◆ **DIRECTIONS FOR THIS TASK**: Where does the string "text" appear? Copy every line of the entries below that holds it.

◆ **DATA**:
Begin

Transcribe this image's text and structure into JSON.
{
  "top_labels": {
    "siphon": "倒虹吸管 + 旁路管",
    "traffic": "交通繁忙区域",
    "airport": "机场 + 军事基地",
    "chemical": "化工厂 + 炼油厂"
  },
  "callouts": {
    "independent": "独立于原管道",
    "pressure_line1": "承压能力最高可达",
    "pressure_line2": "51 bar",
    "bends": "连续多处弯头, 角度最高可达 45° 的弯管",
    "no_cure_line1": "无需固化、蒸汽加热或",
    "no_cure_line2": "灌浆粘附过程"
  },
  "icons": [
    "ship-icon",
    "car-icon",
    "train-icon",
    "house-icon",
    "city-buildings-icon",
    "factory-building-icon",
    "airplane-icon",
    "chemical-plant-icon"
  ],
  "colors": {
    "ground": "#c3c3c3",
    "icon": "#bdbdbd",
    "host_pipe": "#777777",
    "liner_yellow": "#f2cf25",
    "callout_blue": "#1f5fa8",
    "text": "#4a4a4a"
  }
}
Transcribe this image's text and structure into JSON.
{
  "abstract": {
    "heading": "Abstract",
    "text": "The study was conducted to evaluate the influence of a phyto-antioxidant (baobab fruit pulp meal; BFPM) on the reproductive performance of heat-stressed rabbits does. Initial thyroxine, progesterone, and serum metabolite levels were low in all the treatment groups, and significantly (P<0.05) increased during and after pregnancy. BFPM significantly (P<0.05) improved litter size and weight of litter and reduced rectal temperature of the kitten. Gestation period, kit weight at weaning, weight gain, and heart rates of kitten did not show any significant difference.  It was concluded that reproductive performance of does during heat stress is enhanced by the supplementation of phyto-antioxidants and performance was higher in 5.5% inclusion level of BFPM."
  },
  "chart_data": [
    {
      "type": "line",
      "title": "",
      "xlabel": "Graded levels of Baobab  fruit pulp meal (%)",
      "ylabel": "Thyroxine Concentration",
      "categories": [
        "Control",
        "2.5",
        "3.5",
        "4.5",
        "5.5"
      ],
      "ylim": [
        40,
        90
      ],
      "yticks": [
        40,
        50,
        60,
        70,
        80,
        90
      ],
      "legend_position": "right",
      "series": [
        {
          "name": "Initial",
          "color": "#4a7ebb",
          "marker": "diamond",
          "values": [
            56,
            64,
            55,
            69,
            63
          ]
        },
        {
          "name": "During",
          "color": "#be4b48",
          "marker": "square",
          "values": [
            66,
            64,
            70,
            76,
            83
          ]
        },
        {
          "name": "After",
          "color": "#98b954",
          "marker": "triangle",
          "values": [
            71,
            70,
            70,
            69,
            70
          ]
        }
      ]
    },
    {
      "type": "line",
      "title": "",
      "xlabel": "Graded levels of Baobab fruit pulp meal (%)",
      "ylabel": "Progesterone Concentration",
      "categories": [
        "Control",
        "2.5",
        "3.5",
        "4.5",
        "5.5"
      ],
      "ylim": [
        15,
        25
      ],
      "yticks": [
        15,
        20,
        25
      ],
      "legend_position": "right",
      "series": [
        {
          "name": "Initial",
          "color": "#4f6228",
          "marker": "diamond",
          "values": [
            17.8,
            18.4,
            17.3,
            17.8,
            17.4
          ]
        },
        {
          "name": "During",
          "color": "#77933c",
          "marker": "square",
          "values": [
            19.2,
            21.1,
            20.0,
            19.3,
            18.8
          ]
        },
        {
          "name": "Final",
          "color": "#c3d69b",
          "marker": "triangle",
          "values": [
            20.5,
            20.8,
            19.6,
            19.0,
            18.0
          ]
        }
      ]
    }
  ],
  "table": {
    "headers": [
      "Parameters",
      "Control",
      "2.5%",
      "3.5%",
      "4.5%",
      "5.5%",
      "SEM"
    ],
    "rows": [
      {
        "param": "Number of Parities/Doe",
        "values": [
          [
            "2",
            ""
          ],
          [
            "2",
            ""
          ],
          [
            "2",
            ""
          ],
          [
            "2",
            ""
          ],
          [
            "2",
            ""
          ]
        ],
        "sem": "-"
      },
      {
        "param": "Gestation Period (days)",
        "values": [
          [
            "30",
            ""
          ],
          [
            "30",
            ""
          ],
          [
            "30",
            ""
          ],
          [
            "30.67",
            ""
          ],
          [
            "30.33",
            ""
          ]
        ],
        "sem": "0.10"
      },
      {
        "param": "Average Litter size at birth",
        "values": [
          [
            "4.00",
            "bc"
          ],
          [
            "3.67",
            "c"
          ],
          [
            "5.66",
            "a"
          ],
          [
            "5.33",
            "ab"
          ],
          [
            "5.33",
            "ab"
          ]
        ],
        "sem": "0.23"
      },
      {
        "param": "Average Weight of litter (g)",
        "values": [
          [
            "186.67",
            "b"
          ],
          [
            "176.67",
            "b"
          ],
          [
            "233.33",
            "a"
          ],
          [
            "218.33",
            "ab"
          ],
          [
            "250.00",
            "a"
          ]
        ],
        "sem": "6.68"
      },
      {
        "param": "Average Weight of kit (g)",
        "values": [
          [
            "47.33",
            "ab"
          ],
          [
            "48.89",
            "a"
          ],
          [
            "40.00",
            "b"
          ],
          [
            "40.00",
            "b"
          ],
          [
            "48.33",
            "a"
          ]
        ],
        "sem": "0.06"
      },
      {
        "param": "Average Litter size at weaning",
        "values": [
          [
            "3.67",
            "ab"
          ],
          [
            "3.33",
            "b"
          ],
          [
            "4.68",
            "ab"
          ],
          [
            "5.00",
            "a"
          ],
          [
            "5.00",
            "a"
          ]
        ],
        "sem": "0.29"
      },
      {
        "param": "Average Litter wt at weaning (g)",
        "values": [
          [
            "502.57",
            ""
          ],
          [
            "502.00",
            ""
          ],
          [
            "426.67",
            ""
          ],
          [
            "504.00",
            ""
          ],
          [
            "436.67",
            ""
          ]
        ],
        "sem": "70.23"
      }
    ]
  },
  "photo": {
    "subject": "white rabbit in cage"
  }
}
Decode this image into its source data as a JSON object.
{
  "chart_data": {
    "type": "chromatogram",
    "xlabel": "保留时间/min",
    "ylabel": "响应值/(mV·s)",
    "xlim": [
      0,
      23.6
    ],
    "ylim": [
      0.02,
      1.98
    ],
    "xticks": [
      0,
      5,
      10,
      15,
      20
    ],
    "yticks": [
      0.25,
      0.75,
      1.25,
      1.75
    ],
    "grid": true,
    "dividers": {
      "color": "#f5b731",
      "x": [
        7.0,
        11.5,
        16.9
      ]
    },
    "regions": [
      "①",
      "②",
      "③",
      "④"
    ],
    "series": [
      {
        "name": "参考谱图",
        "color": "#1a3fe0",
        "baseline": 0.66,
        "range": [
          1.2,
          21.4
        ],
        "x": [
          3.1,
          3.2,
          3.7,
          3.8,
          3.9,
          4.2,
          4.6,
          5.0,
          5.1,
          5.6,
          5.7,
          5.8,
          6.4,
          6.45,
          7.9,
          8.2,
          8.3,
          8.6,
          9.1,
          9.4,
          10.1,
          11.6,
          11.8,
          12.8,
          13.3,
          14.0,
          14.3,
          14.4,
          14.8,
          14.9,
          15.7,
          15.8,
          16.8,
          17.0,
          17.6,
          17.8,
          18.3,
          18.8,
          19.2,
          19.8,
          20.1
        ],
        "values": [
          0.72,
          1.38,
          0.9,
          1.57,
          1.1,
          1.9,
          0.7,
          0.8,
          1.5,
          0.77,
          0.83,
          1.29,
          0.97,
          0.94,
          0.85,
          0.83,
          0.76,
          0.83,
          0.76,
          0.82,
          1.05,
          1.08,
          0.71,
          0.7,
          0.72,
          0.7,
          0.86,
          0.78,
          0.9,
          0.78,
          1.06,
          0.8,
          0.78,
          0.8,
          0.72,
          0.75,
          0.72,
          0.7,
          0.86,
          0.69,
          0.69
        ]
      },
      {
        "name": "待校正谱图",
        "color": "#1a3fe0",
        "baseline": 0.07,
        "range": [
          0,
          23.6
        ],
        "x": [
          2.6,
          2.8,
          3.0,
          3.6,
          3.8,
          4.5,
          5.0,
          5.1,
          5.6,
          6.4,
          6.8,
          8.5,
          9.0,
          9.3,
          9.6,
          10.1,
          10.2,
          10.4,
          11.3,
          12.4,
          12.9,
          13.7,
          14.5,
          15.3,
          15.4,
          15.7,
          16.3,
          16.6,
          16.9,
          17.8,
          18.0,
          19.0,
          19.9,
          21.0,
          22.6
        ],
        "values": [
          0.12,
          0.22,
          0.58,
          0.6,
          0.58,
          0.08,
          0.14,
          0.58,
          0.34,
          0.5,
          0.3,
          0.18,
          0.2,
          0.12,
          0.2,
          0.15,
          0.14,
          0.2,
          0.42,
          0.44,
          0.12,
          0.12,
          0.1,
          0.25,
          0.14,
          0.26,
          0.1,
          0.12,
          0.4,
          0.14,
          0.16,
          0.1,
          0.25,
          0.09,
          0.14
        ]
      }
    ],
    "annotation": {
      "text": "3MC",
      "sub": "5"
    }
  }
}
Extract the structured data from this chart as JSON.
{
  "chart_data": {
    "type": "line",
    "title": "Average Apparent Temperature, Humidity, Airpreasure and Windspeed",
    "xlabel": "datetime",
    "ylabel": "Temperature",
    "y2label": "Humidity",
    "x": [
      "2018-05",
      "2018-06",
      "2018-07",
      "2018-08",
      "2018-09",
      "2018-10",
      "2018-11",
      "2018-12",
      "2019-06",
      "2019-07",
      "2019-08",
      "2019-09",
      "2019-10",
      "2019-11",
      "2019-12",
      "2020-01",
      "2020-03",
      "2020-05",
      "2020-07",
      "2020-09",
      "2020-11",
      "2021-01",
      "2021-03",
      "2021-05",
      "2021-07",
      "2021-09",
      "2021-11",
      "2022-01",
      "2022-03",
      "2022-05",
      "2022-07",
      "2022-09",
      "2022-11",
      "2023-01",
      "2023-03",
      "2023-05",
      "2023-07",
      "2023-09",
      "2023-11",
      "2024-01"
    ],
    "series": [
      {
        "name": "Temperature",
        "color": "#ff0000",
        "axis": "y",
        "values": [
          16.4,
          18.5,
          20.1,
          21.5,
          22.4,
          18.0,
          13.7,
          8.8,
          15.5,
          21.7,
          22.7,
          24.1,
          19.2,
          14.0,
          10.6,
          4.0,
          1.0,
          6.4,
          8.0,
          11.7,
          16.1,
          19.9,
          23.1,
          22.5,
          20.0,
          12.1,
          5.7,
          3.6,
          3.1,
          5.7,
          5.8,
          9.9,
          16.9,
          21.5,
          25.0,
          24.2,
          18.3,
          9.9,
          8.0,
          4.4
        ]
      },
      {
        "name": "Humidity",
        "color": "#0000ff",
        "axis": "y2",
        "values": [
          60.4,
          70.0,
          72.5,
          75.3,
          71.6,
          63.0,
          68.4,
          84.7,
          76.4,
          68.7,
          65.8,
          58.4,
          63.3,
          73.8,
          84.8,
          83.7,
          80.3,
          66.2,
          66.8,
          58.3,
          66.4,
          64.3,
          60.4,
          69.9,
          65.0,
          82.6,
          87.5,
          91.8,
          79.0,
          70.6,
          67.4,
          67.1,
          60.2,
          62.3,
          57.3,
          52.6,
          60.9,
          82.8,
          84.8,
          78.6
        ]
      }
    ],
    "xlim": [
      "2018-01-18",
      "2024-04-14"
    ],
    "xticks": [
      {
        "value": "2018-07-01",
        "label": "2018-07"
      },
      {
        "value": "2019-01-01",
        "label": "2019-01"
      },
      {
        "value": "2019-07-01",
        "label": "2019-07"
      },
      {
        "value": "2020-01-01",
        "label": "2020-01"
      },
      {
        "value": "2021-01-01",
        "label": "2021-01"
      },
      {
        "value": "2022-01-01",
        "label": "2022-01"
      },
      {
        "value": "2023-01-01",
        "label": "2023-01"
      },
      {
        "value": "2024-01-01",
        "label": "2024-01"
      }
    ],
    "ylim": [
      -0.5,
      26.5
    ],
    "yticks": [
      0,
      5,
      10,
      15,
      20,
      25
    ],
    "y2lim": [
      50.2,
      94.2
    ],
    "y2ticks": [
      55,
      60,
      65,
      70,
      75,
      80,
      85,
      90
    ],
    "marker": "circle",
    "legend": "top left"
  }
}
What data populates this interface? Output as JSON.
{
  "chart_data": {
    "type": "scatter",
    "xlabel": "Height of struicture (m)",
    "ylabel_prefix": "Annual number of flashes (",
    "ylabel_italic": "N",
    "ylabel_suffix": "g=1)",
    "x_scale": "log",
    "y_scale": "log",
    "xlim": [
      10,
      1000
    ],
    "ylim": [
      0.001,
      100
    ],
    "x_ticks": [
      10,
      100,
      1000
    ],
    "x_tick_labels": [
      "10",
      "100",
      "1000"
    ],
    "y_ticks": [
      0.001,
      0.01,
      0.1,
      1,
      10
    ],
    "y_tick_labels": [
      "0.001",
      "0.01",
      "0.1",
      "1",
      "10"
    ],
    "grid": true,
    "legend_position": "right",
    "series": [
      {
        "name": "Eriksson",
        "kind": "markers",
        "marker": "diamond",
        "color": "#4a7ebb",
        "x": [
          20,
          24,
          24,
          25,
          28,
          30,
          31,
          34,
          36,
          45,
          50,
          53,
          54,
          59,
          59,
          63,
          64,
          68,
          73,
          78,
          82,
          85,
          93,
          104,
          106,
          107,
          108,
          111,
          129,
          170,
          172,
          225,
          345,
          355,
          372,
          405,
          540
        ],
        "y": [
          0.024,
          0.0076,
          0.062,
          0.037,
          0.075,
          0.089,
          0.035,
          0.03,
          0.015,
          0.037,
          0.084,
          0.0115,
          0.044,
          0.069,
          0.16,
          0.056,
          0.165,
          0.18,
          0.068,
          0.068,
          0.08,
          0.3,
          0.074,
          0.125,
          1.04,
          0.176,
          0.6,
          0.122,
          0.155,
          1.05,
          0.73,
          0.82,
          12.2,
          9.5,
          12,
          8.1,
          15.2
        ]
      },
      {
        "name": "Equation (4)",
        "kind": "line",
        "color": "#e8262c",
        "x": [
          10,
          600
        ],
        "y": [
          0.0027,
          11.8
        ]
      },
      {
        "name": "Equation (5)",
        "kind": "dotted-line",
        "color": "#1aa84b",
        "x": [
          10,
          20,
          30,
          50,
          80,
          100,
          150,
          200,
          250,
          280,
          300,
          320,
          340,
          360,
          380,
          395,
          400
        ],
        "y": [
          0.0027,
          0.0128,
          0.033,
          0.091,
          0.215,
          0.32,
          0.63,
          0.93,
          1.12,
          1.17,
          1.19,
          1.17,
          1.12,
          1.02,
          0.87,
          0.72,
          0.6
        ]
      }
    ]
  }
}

End

◆ **FINISHED EXERCISE**:
Transcribe this image's text and structure into JSON.
    "text": "#4a4a4a"
Transcribe this image's text and structure into JSON.
    "text": "The study was conducted to evaluate the influence of a phyto-antioxidant (baobab fruit pulp meal; BFPM) on the reproductive performance of heat-stressed rabbits does. Initial thyroxine, progesterone, and serum metabolite levels were low in all the treatment groups, and significantly (P<0.05) increased during and after pregnancy. BFPM significantly (P<0.05) improved litter size and weight of litter and reduced rectal temperature of the kitten. Gestation period, kit weight at weaning, weight gain, and heart rates of kitten did not show any significant difference.  It was concluded that reproductive performance of does during heat stress is enhanced by the supplementation of phyto-antioxidants and performance was higher in 5.5% inclusion level of BFPM."
      "text": "3MC",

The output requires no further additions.